What needs to be done — Without including any pictures, write out all the entries exactly.

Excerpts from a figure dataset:
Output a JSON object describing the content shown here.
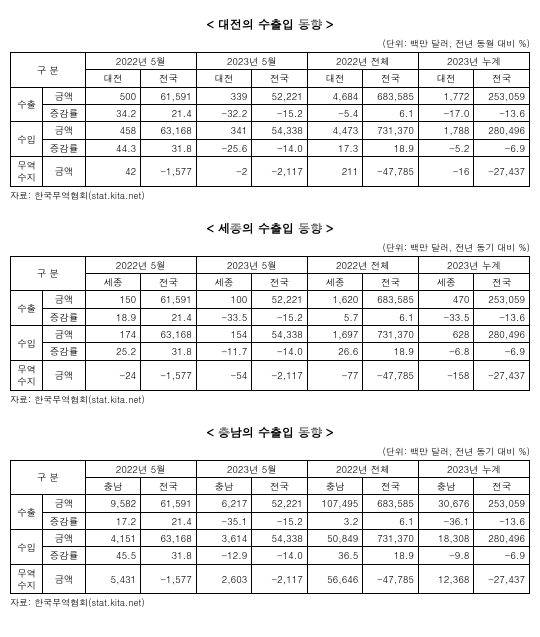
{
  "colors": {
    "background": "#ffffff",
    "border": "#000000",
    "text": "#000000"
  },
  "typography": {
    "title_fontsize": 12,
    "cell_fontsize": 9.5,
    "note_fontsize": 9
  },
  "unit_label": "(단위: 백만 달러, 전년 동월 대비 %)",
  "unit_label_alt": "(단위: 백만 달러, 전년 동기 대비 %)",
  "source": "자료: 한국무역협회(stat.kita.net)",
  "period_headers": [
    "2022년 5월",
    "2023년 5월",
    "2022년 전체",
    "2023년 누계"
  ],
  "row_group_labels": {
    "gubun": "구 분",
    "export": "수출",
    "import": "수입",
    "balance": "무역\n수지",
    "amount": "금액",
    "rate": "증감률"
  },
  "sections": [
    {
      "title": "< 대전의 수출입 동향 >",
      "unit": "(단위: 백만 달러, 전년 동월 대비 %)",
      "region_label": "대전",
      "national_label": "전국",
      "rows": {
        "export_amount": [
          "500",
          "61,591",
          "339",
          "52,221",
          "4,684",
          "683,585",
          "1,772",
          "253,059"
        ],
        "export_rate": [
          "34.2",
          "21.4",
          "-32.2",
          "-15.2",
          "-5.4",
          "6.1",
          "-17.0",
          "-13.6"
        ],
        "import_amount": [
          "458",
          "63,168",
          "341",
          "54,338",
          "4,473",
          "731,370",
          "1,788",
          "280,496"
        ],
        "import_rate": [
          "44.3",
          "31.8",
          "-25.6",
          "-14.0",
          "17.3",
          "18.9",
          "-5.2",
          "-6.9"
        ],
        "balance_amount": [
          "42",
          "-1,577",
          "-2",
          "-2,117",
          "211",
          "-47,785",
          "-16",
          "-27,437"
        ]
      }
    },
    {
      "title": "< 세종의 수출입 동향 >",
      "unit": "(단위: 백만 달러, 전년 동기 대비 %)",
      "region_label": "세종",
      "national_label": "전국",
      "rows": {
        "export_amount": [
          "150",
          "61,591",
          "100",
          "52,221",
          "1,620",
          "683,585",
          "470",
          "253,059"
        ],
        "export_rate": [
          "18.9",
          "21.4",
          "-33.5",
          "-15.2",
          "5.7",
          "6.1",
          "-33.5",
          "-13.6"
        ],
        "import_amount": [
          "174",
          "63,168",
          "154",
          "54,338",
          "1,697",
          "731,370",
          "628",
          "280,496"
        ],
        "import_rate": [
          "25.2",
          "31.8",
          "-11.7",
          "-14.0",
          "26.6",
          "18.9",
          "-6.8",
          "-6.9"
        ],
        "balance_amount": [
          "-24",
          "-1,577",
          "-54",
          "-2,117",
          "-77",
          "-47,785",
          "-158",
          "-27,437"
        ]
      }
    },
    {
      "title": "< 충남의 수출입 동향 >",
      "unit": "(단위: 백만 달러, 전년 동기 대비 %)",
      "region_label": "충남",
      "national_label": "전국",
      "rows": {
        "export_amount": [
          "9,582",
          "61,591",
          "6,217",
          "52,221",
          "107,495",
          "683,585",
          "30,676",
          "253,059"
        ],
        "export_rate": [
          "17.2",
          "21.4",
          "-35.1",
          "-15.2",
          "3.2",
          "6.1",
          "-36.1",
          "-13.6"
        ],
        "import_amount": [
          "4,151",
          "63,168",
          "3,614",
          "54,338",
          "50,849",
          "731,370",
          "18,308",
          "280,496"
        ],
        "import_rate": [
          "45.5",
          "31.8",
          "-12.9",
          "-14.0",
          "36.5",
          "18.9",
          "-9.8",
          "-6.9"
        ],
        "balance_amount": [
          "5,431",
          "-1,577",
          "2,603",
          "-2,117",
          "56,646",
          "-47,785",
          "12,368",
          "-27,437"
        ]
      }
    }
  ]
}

Correct answer —
Output a JSON object describing the content shown here.
{
  "colors": {
    "background": "#ffffff",
    "border": "#000000",
    "text": "#000000"
  },
  "typography": {
    "title_fontsize": 12,
    "cell_fontsize": 9.5,
    "note_fontsize": 9
  },
  "unit_label": "(단위: 백만 달러, 전년 동월 대비 %)",
  "unit_label_alt": "(단위: 백만 달러, 전년 동기 대비 %)",
  "source": "자료: 한국무역협회(stat.kita.net)",
  "period_headers": [
    "2022년 5월",
    "2023년 5월",
    "2022년 전체",
    "2023년 누계"
  ],
  "row_group_labels": {
    "gubun": "구 분",
    "export": "수출",
    "import": "수입",
    "balance": "무역\n수지",
    "amount": "금액",
    "rate": "증감률"
  },
  "sections": [
    {
      "title": "< 대전의 수출입 동향 >",
      "unit": "(단위: 백만 달러, 전년 동월 대비 %)",
      "region_label": "대전",
      "national_label": "전국",
      "rows": {
        "export_amount": [
          "500",
          "61,591",
          "339",
          "52,221",
          "4,684",
          "683,585",
          "1,772",
          "253,059"
        ],
        "export_rate": [
          "34.2",
          "21.4",
          "-32.2",
          "-15.2",
          "-5.4",
          "6.1",
          "-17.0",
          "-13.6"
        ],
        "import_amount": [
          "458",
          "63,168",
          "341",
          "54,338",
          "4,473",
          "731,370",
          "1,788",
          "280,496"
        ],
        "import_rate": [
          "44.3",
          "31.8",
          "-25.6",
          "-14.0",
          "17.3",
          "18.9",
          "-5.2",
          "-6.9"
        ],
        "balance_amount": [
          "42",
          "-1,577",
          "-2",
          "-2,117",
          "211",
          "-47,785",
          "-16",
          "-27,437"
        ]
      }
    },
    {
      "title": "< 세종의 수출입 동향 >",
      "unit": "(단위: 백만 달러, 전년 동기 대비 %)",
      "region_label": "세종",
      "national_label": "전국",
      "rows": {
        "export_amount": [
          "150",
          "61,591",
          "100",
          "52,221",
          "1,620",
          "683,585",
          "470",
          "253,059"
        ],
        "export_rate": [
          "18.9",
          "21.4",
          "-33.5",
          "-15.2",
          "5.7",
          "6.1",
          "-33.5",
          "-13.6"
        ],
        "import_amount": [
          "174",
          "63,168",
          "154",
          "54,338",
          "1,697",
          "731,370",
          "628",
          "280,496"
        ],
        "import_rate": [
          "25.2",
          "31.8",
          "-11.7",
          "-14.0",
          "26.6",
          "18.9",
          "-6.8",
          "-6.9"
        ],
        "balance_amount": [
          "-24",
          "-1,577",
          "-54",
          "-2,117",
          "-77",
          "-47,785",
          "-158",
          "-27,437"
        ]
      }
    },
    {
      "title": "< 충남의 수출입 동향 >",
      "unit": "(단위: 백만 달러, 전년 동기 대비 %)",
      "region_label": "충남",
      "national_label": "전국",
      "rows": {
        "export_amount": [
          "9,582",
          "61,591",
          "6,217",
          "52,221",
          "107,495",
          "683,585",
          "30,676",
          "253,059"
        ],
        "export_rate": [
          "17.2",
          "21.4",
          "-35.1",
          "-15.2",
          "3.2",
          "6.1",
          "-36.1",
          "-13.6"
        ],
        "import_amount": [
          "4,151",
          "63,168",
          "3,614",
          "54,338",
          "50,849",
          "731,370",
          "18,308",
          "280,496"
        ],
        "import_rate": [
          "45.5",
          "31.8",
          "-12.9",
          "-14.0",
          "36.5",
          "18.9",
          "-9.8",
          "-6.9"
        ],
        "balance_amount": [
          "5,431",
          "-1,577",
          "2,603",
          "-2,117",
          "56,646",
          "-47,785",
          "12,368",
          "-27,437"
        ]
      }
    }
  ]
}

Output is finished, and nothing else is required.